- **WORK REQUIRED**
Duplicate the rows that begin with the line containing "services-divider xyxy=(193,539,283,541)" and end with the line containing "leaf-icon xyxy=(262,336,274,348)", both included.

--- begin SUPPLIED DATA ---

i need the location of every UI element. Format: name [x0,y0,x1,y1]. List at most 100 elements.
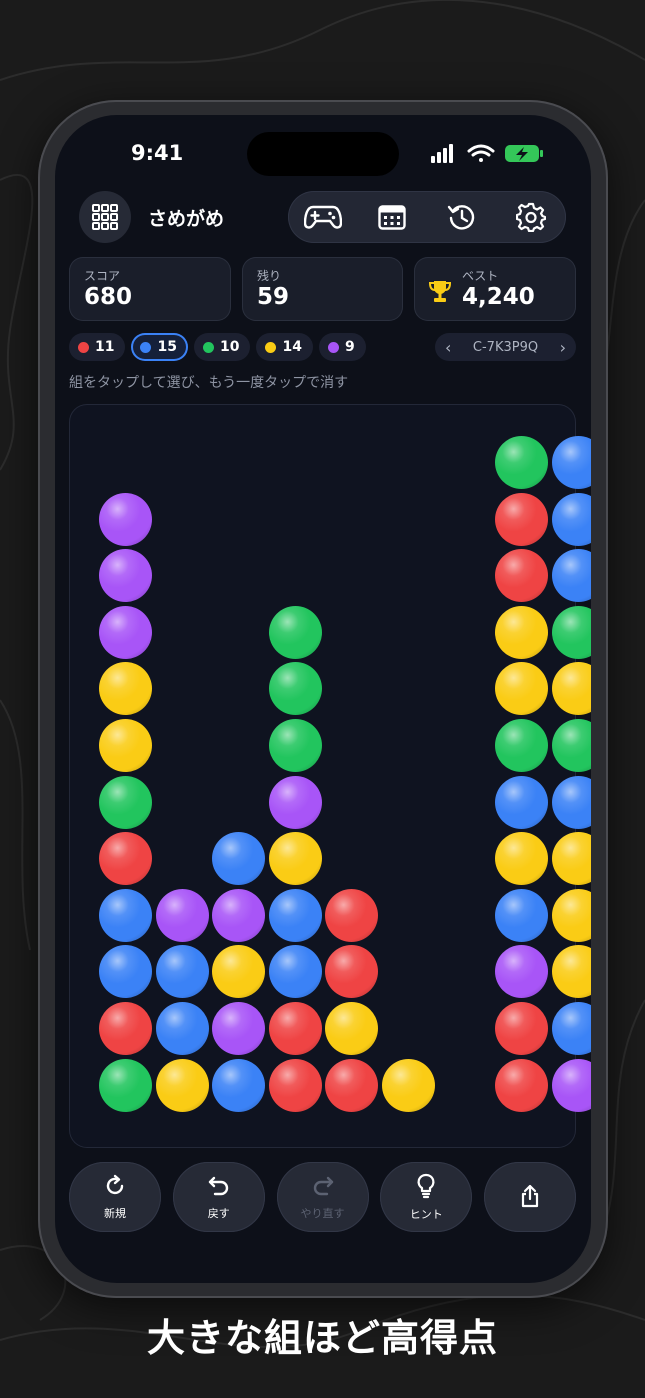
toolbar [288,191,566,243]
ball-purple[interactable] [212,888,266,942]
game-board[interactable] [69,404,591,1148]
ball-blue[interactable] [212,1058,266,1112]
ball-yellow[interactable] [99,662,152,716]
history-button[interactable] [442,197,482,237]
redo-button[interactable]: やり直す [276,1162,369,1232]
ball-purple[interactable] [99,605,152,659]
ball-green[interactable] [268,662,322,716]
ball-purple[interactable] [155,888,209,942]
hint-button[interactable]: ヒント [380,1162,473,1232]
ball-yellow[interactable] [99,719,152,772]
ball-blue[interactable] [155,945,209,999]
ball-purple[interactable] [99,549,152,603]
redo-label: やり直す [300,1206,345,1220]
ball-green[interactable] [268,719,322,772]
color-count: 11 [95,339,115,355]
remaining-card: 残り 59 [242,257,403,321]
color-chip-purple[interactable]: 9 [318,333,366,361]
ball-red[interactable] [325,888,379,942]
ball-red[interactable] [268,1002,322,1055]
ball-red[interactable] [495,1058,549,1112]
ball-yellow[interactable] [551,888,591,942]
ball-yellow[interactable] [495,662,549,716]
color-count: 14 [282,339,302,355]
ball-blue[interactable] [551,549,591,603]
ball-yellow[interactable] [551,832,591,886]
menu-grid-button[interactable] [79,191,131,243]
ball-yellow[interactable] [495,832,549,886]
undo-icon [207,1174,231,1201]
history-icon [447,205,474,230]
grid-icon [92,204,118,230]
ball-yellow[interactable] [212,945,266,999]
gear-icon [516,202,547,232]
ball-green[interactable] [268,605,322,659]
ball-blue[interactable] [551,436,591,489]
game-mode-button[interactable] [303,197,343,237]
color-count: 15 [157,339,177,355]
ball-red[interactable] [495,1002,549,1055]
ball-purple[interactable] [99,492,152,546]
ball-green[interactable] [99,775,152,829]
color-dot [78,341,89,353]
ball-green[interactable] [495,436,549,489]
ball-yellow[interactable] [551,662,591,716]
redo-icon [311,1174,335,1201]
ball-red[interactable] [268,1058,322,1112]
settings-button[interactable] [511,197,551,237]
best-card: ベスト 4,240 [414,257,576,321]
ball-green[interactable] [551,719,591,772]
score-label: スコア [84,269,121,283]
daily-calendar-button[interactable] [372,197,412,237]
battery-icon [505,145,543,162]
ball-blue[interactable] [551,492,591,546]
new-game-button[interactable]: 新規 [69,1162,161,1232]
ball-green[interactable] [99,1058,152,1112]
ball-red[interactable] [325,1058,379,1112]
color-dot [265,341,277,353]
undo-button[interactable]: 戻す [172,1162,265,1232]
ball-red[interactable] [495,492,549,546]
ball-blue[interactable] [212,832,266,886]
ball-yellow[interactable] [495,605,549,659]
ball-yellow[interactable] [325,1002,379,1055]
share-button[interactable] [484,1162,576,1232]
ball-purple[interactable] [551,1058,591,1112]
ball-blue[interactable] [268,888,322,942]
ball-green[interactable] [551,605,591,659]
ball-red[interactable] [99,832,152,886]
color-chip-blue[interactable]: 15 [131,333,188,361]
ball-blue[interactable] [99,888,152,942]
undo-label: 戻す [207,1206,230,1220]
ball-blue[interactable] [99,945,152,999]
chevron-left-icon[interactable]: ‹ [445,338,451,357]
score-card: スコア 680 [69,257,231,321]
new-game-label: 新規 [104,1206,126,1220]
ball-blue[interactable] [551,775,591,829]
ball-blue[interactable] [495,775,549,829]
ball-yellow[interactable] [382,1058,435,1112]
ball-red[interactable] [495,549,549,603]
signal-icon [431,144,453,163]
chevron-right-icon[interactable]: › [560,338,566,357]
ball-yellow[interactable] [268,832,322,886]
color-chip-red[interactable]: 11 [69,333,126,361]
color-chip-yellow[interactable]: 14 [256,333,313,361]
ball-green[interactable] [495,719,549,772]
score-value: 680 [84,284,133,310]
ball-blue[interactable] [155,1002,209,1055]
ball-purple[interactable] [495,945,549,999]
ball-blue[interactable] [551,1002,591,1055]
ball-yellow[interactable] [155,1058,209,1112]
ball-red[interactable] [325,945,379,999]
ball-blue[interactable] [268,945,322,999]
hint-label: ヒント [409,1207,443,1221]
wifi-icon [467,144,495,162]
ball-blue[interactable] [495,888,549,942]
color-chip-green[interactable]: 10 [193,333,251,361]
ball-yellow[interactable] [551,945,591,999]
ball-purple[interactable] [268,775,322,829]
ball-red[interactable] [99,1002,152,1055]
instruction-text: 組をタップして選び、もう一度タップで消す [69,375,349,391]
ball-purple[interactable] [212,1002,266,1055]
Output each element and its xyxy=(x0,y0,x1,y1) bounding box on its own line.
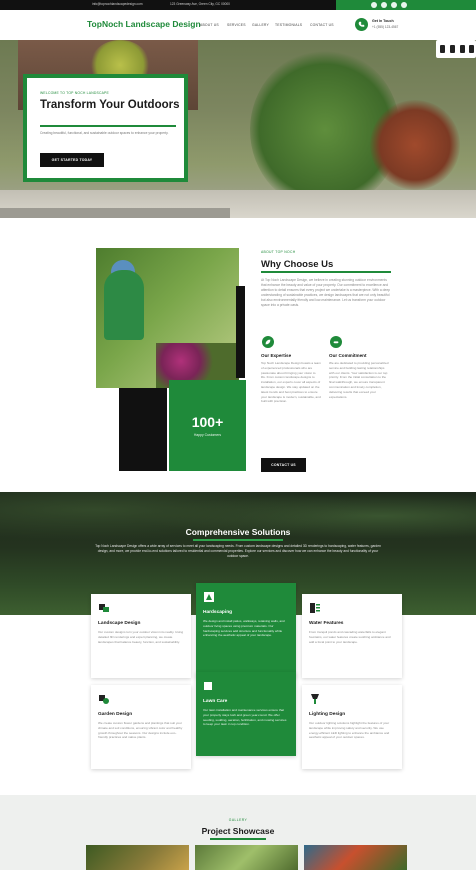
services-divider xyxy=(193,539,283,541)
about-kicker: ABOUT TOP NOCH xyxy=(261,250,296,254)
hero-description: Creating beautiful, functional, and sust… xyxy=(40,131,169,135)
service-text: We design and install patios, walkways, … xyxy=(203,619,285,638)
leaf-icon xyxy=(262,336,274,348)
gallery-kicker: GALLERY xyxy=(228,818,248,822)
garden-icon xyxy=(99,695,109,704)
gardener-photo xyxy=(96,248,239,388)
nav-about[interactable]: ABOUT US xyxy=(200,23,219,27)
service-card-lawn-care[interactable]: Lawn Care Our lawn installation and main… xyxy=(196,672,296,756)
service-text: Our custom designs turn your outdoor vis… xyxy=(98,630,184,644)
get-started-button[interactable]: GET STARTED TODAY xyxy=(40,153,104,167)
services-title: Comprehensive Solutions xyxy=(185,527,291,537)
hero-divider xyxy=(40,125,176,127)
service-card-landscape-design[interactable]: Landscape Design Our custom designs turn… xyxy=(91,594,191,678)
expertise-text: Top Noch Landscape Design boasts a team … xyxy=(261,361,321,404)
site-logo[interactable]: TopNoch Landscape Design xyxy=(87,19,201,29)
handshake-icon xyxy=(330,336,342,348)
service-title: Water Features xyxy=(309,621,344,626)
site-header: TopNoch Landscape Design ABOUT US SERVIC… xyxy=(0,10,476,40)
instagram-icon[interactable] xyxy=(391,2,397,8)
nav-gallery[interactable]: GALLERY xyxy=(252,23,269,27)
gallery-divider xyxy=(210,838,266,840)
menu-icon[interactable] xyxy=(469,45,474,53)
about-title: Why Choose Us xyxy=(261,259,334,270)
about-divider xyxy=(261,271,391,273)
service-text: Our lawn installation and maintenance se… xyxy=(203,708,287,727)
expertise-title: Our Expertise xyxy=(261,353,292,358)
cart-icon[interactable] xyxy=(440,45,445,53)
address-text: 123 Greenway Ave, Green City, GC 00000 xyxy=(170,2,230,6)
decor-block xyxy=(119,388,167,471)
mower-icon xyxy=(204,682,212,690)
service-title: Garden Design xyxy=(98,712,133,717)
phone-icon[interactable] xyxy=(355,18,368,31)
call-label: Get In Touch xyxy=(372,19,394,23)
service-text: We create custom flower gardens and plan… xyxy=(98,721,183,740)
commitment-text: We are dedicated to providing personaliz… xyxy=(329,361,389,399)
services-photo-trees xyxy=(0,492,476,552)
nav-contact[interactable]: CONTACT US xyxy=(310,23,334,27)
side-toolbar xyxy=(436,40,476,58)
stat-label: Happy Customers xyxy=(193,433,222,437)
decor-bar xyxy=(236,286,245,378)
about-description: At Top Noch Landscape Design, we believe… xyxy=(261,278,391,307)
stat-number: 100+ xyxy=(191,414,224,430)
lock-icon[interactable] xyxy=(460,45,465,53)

--- end SUPPLIED DATA ---

- **OUTPUT FOR THIS TASK**
services-divider xyxy=(193,539,283,541)
about-kicker: ABOUT TOP NOCH xyxy=(261,250,296,254)
hero-description: Creating beautiful, functional, and sust… xyxy=(40,131,169,135)
service-text: We design and install patios, walkways, … xyxy=(203,619,285,638)
leaf-icon xyxy=(262,336,274,348)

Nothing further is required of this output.